### Aim of the exercise
All the data below goes into the copy word for word, but the pictures don't.

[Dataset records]
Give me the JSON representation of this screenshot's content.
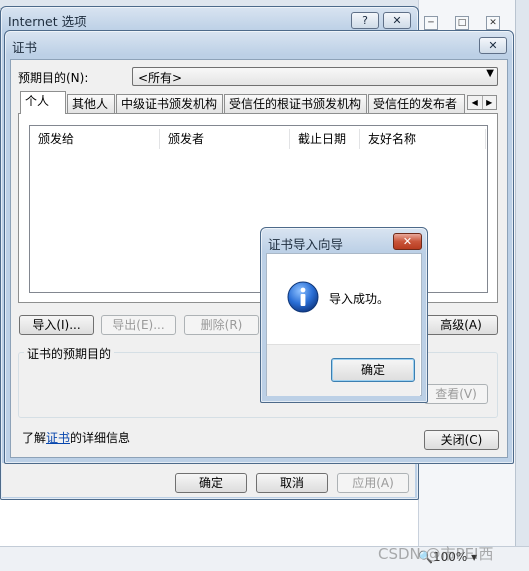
{
  "internet_options": {
    "title": "Internet 选项",
    "help_label": "?",
    "close_label": "✕",
    "ok_label": "确定",
    "cancel_label": "取消",
    "apply_label": "应用(A)"
  },
  "certificates": {
    "title": "证书",
    "close_label": "✕",
    "purpose_label": "预期目的(N):",
    "purpose_value": "<所有>",
    "tabs": [
      {
        "label": "个人"
      },
      {
        "label": "其他人"
      },
      {
        "label": "中级证书颁发机构"
      },
      {
        "label": "受信任的根证书颁发机构"
      },
      {
        "label": "受信任的发布者"
      }
    ],
    "columns": [
      {
        "label": "颁发给"
      },
      {
        "label": "颁发者"
      },
      {
        "label": "截止日期"
      },
      {
        "label": "友好名称"
      }
    ],
    "import_label": "导入(I)...",
    "export_label": "导出(E)...",
    "remove_label": "删除(R)",
    "advanced_label": "高级(A)",
    "purposes_group_label": "证书的预期目的",
    "view_label": "查看(V)",
    "learn_prefix": "了解",
    "learn_link": "证书",
    "learn_suffix": "的详细信息",
    "close_button": "关闭(C)"
  },
  "wizard": {
    "title": "证书导入向导",
    "close_label": "✕",
    "message": "导入成功。",
    "ok_label": "确定"
  },
  "background": {
    "zoom": "100%",
    "watermark": "CSDN @市PEI西"
  },
  "colors": {
    "accent": "#3c7fb1",
    "info_icon": "#1e62c2",
    "link": "#0645ad"
  }
}
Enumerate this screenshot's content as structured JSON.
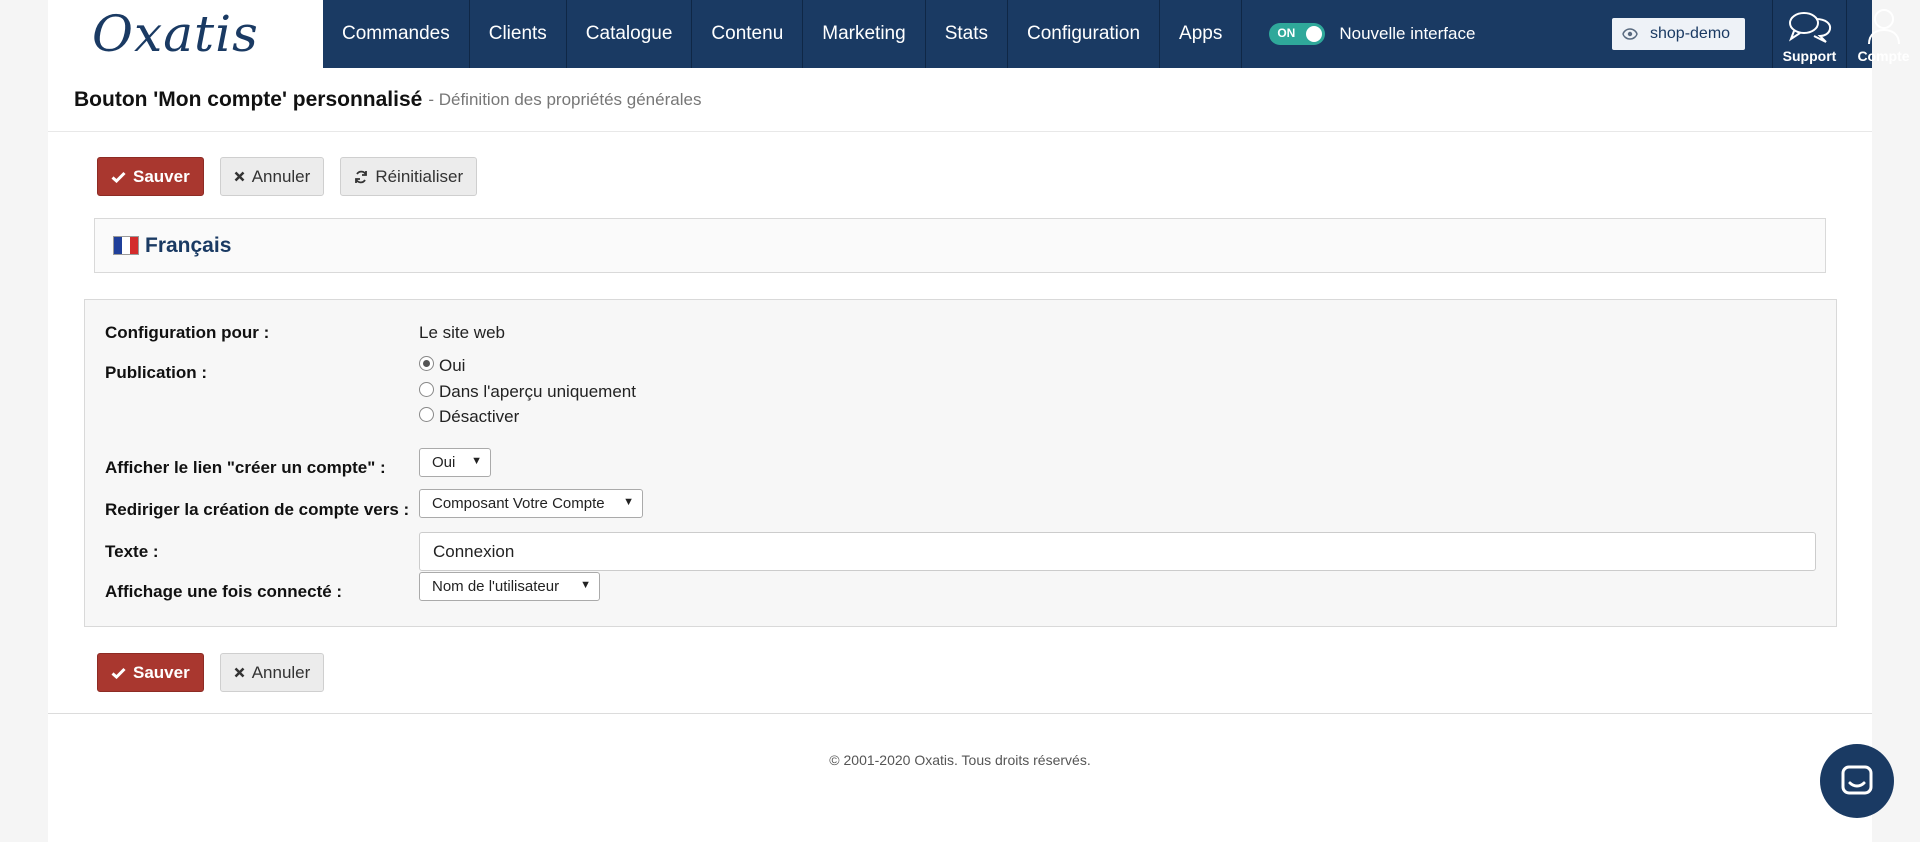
{
  "header": {
    "logo_text": "Oxatis",
    "nav": [
      "Commandes",
      "Clients",
      "Catalogue",
      "Contenu",
      "Marketing",
      "Stats",
      "Configuration",
      "Apps"
    ],
    "toggle_state": "ON",
    "toggle_label": "Nouvelle interface",
    "shop_button": "shop-demo",
    "support_label": "Support",
    "account_label": "Compte"
  },
  "page": {
    "title": "Bouton 'Mon compte' personnalisé",
    "subtitle": "- Définition des propriétés générales"
  },
  "actions": {
    "save": "Sauver",
    "cancel": "Annuler",
    "reset": "Réinitialiser"
  },
  "language": {
    "label": "Français"
  },
  "form": {
    "config_label": "Configuration pour :",
    "config_value": "Le site web",
    "publication_label": "Publication :",
    "publication_options": [
      "Oui",
      "Dans l'aperçu uniquement",
      "Désactiver"
    ],
    "publication_selected": "Oui",
    "show_link_label": "Afficher le lien \"créer un compte\" :",
    "show_link_value": "Oui",
    "redirect_label": "Rediriger la création de compte vers :",
    "redirect_value": "Composant Votre Compte",
    "text_label": "Texte :",
    "text_value": "Connexion",
    "display_label": "Affichage une fois connecté :",
    "display_value": "Nom de l'utilisateur"
  },
  "footer": {
    "copyright": "© 2001-2020 Oxatis. Tous droits réservés."
  },
  "colors": {
    "nav_bg": "#1a3a63",
    "primary_btn": "#a9372f",
    "toggle_on": "#2fa89a"
  }
}
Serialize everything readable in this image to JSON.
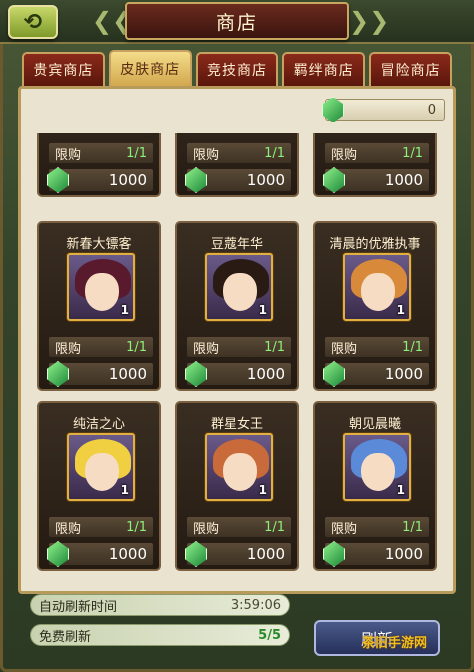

### Problem solution
Give me the JSON representation of this screenshot's content.
{
  "internet_options": {
    "title": "Internet 选项",
    "help_label": "?",
    "close_label": "✕",
    "ok_label": "确定",
    "cancel_label": "取消",
    "apply_label": "应用(A)"
  },
  "certificates": {
    "title": "证书",
    "close_label": "✕",
    "purpose_label": "预期目的(N):",
    "purpose_value": "<所有>",
    "tabs": [
      {
        "label": "个人"
      },
      {
        "label": "其他人"
      },
      {
        "label": "中级证书颁发机构"
      },
      {
        "label": "受信任的根证书颁发机构"
      },
      {
        "label": "受信任的发布者"
      }
    ],
    "columns": [
      {
        "label": "颁发给"
      },
      {
        "label": "颁发者"
      },
      {
        "label": "截止日期"
      },
      {
        "label": "友好名称"
      }
    ],
    "import_label": "导入(I)...",
    "export_label": "导出(E)...",
    "remove_label": "删除(R)",
    "advanced_label": "高级(A)",
    "purposes_group_label": "证书的预期目的",
    "view_label": "查看(V)",
    "learn_prefix": "了解",
    "learn_link": "证书",
    "learn_suffix": "的详细信息",
    "close_button": "关闭(C)"
  },
  "wizard": {
    "title": "证书导入向导",
    "close_label": "✕",
    "message": "导入成功。",
    "ok_label": "确定"
  },
  "background": {
    "zoom": "100%",
    "watermark": "CSDN @市PEI西"
  },
  "colors": {
    "accent": "#3c7fb1",
    "info_icon": "#1e62c2",
    "link": "#0645ad"
  }
}
Enumerate this screenshot's content as structured JSON.
{
  "header": {
    "logo_text": "Oxatis",
    "nav": [
      "Commandes",
      "Clients",
      "Catalogue",
      "Contenu",
      "Marketing",
      "Stats",
      "Configuration",
      "Apps"
    ],
    "toggle_state": "ON",
    "toggle_label": "Nouvelle interface",
    "shop_button": "shop-demo",
    "support_label": "Support",
    "account_label": "Compte"
  },
  "page": {
    "title": "Bouton 'Mon compte' personnalisé",
    "subtitle": "- Définition des propriétés générales"
  },
  "actions": {
    "save": "Sauver",
    "cancel": "Annuler",
    "reset": "Réinitialiser"
  },
  "language": {
    "label": "Français"
  },
  "form": {
    "config_label": "Configuration pour :",
    "config_value": "Le site web",
    "publication_label": "Publication :",
    "publication_options": [
      "Oui",
      "Dans l'aperçu uniquement",
      "Désactiver"
    ],
    "publication_selected": "Oui",
    "show_link_label": "Afficher le lien \"créer un compte\" :",
    "show_link_value": "Oui",
    "redirect_label": "Rediriger la création de compte vers :",
    "redirect_value": "Composant Votre Compte",
    "text_label": "Texte :",
    "text_value": "Connexion",
    "display_label": "Affichage une fois connecté :",
    "display_value": "Nom de l'utilisateur"
  },
  "footer": {
    "copyright": "© 2001-2020 Oxatis. Tous droits réservés."
  },
  "colors": {
    "nav_bg": "#1a3a63",
    "primary_btn": "#a9372f",
    "toggle_on": "#2fa89a"
  }
}
Serialize everything readable in this image to JSON.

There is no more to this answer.